§ **Task objective**
Each entry must be reproduced precisely as it stands.

§ **Raw records**

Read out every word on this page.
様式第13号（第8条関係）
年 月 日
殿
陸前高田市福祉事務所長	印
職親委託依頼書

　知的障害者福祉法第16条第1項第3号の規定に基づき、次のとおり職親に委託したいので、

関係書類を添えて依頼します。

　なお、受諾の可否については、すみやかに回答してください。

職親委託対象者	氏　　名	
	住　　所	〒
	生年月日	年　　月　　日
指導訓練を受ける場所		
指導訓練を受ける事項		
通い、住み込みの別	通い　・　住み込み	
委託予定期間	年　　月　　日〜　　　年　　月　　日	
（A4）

§ **Solution to this task**
Read out every word on this page.
様式第13号（第8条関係）
年 月 日
殿
陸前高田市福祉事務所長	印
職親委託依頼書

　知的障害者福祉法第16条第1項第3号の規定に基づき、次のとおり職親に委託したいので、

関係書類を添えて依頼します。

　なお、受諾の可否については、すみやかに回答してください。

職親委託対象者	氏　　名	
	住　　所	〒
	生年月日	年　　月　　日
指導訓練を受ける場所		
指導訓練を受ける事項		
通い、住み込みの別	通い　・　住み込み	
委託予定期間	年　　月　　日〜　　　年　　月　　日	
（A4）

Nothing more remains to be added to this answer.